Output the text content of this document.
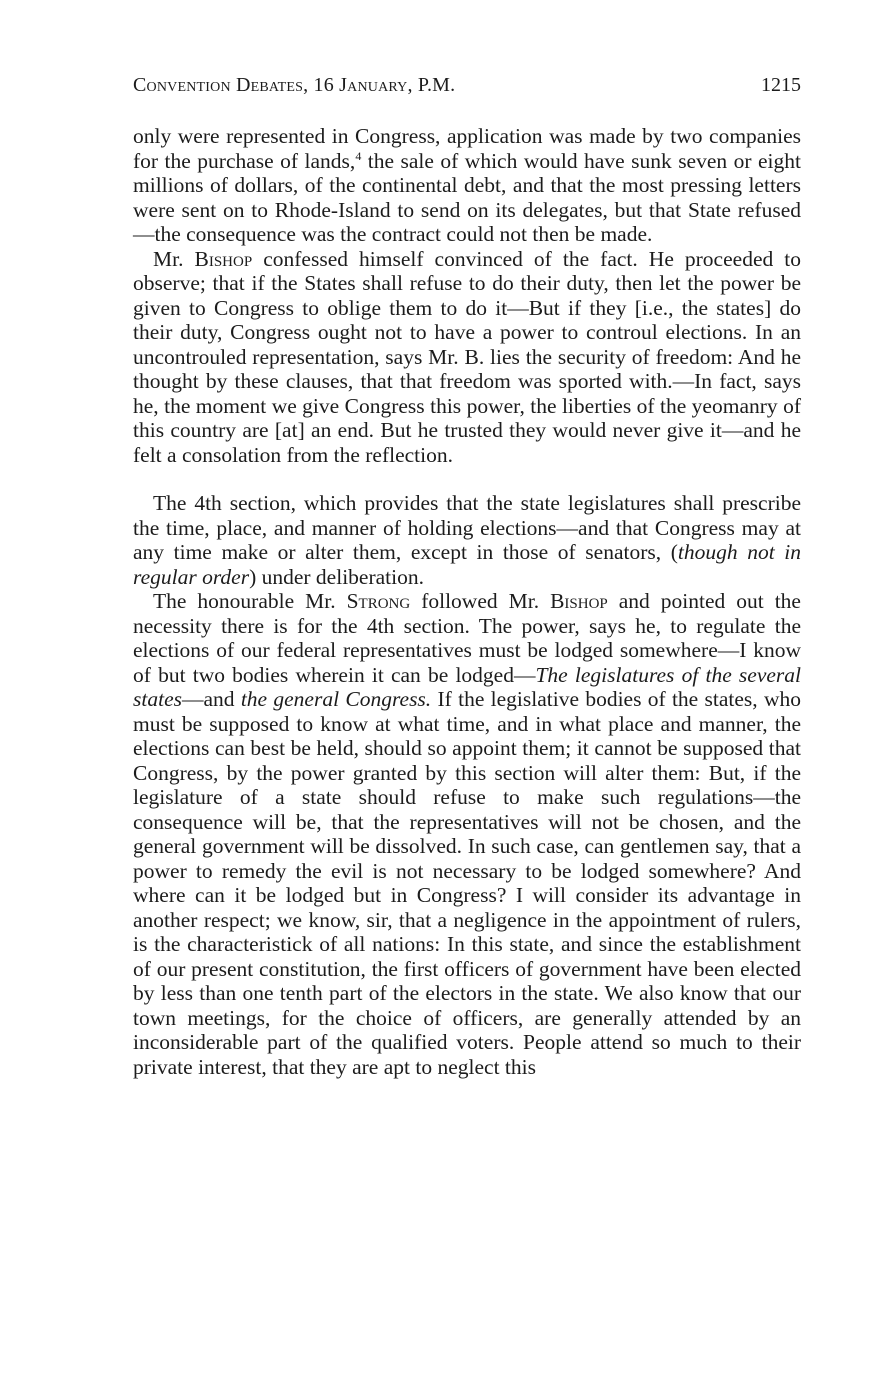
Convention Debates, 16 January, P.M.	1215

only were represented in Congress, application was made by two companies for the purchase of lands,$^4$ the sale of which would have sunk seven or eight millions of dollars, of the continental debt, and that the most pressing letters were sent on to Rhode-Island to send on its delegates, but that State refused—the consequence was the contract could not then be made.

Mr. Bishop confessed himself convinced of the fact. He proceeded to observe; that if the States shall refuse to do their duty, then let the power be given to Congress to oblige them to do it—But if they [i.e., the states] do their duty, Congress ought not to have a power to controul elections. In an uncontrouled representation, says Mr. B. lies the security of freedom: And he thought by these clauses, that that freedom was sported with.—In fact, says he, the moment we give Congress this power, the liberties of the yeomanry of this country are [at] an end. But he trusted they would never give it—and he felt a consolation from the reflection.

The 4th section, which provides that the state legislatures shall prescribe the time, place, and manner of holding elections—and that Congress may at any time make or alter them, except in those of senators, (though not in regular order) under deliberation.

The honourable Mr. Strong followed Mr. Bishop and pointed out the necessity there is for the 4th section. The power, says he, to regulate the elections of our federal representatives must be lodged somewhere—I know of but two bodies wherein it can be lodged—The legislatures of the several states—and the general Congress. If the legislative bodies of the states, who must be supposed to know at what time, and in what place and manner, the elections can best be held, should so appoint them; it cannot be supposed that Congress, by the power granted by this section will alter them: But, if the legislature of a state should refuse to make such regulations—the consequence will be, that the representatives will not be chosen, and the general government will be dissolved. In such case, can gentlemen say, that a power to remedy the evil is not necessary to be lodged somewhere? And where can it be lodged but in Congress? I will consider its advantage in another respect; we know, sir, that a negligence in the appointment of rulers, is the characteristick of all nations: In this state, and since the establishment of our present constitution, the first officers of government have been elected by less than one tenth part of the electors in the state. We also know that our town meetings, for the choice of officers, are generally attended by an inconsiderable part of the qualified voters. People attend so much to their private interest, that they are apt to neglect this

Task directions: In the entries above, find each line with the string "shall" and copy it.

The answer:
Mr. Bishop confessed himself convinced of the fact. He proceeded to observe; that if the States shall refuse to do their duty, then let the power be given to Congress to oblige them to do it—But if they [i.e., the states] do their duty, Congress ought not to have a power to controul elections. In an uncontrouled representation, says Mr. B. lies the security of freedom: And he thought by these clauses, that that freedom was sported with.—In fact, says he, the moment we give Congress this power, the liberties of the yeomanry of this country are [at] an end. But he trusted they would never give it—and he felt a consolation from the reflection.
The 4th section, which provides that the state legislatures shall prescribe the time, place, and manner of holding elections—and that Congress may at any time make or alter them, except in those of senators, (though not in regular order) under deliberation.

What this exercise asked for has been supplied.